• [Exercise prompt] Repeat every record below exactly, but leave out any pictures.
···
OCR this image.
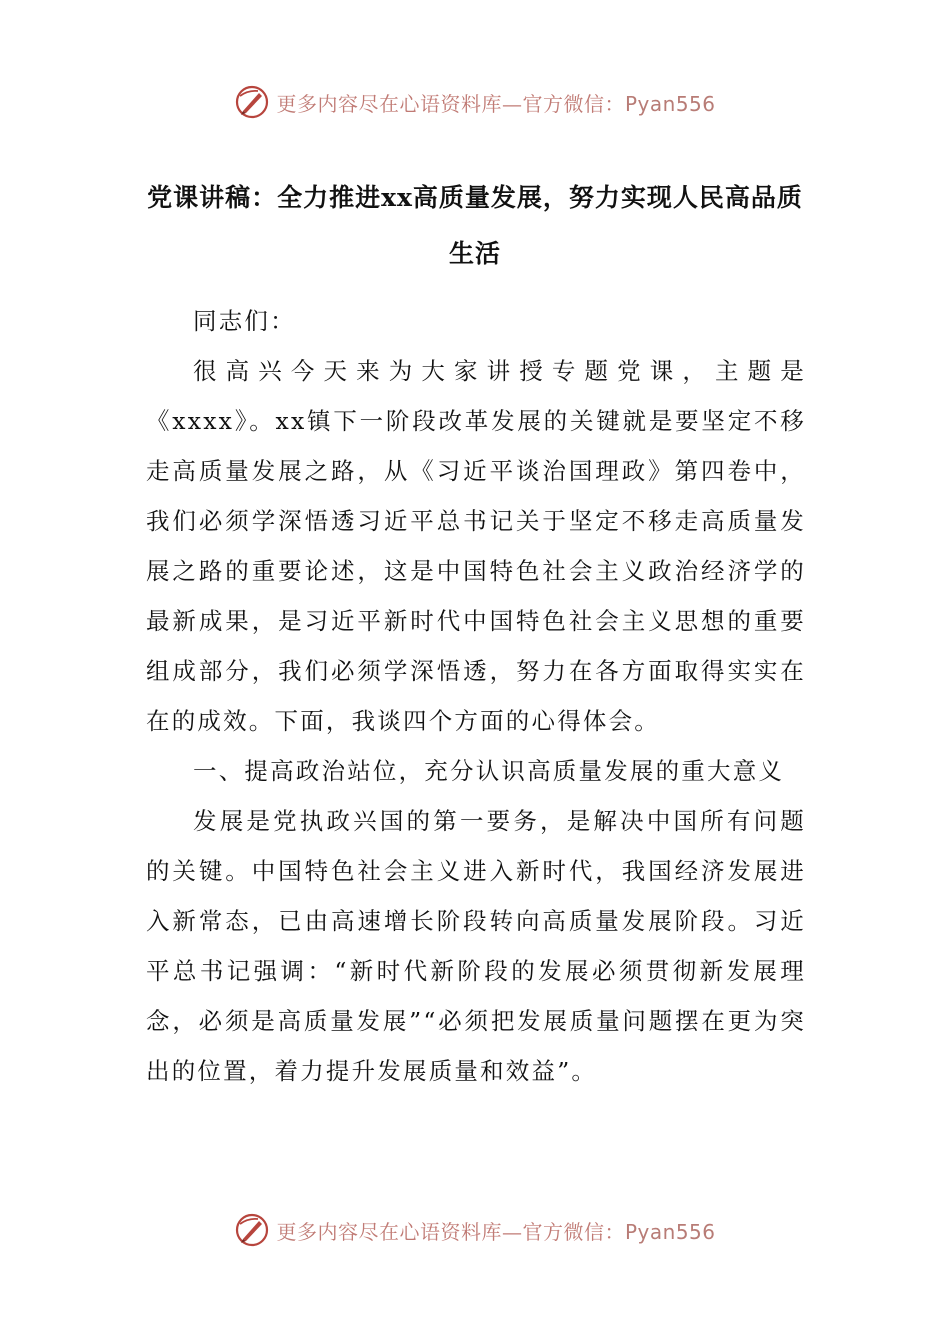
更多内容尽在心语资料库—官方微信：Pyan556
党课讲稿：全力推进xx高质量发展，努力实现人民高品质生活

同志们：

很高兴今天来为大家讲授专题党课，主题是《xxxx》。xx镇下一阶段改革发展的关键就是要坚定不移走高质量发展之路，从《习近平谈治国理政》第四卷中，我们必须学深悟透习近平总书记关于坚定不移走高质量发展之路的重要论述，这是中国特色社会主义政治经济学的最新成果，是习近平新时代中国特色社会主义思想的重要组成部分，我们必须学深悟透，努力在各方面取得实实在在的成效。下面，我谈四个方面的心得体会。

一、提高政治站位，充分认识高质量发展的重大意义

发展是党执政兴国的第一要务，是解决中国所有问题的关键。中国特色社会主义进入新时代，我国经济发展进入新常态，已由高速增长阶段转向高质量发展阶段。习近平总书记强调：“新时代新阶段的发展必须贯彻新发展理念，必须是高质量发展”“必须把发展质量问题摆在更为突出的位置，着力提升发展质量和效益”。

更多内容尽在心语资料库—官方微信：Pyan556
···
• [Task result]
OCR this image.
更多内容尽在心语资料库—官方微信：Pyan556
党课讲稿：全力推进xx高质量发展，努力实现人民高品质生活

同志们：

很高兴今天来为大家讲授专题党课，主题是《xxxx》。xx镇下一阶段改革发展的关键就是要坚定不移走高质量发展之路，从《习近平谈治国理政》第四卷中，我们必须学深悟透习近平总书记关于坚定不移走高质量发展之路的重要论述，这是中国特色社会主义政治经济学的最新成果，是习近平新时代中国特色社会主义思想的重要组成部分，我们必须学深悟透，努力在各方面取得实实在在的成效。下面，我谈四个方面的心得体会。

一、提高政治站位，充分认识高质量发展的重大意义

发展是党执政兴国的第一要务，是解决中国所有问题的关键。中国特色社会主义进入新时代，我国经济发展进入新常态，已由高速增长阶段转向高质量发展阶段。习近平总书记强调：“新时代新阶段的发展必须贯彻新发展理念，必须是高质量发展”“必须把发展质量问题摆在更为突出的位置，着力提升发展质量和效益”。

更多内容尽在心语资料库—官方微信：Pyan556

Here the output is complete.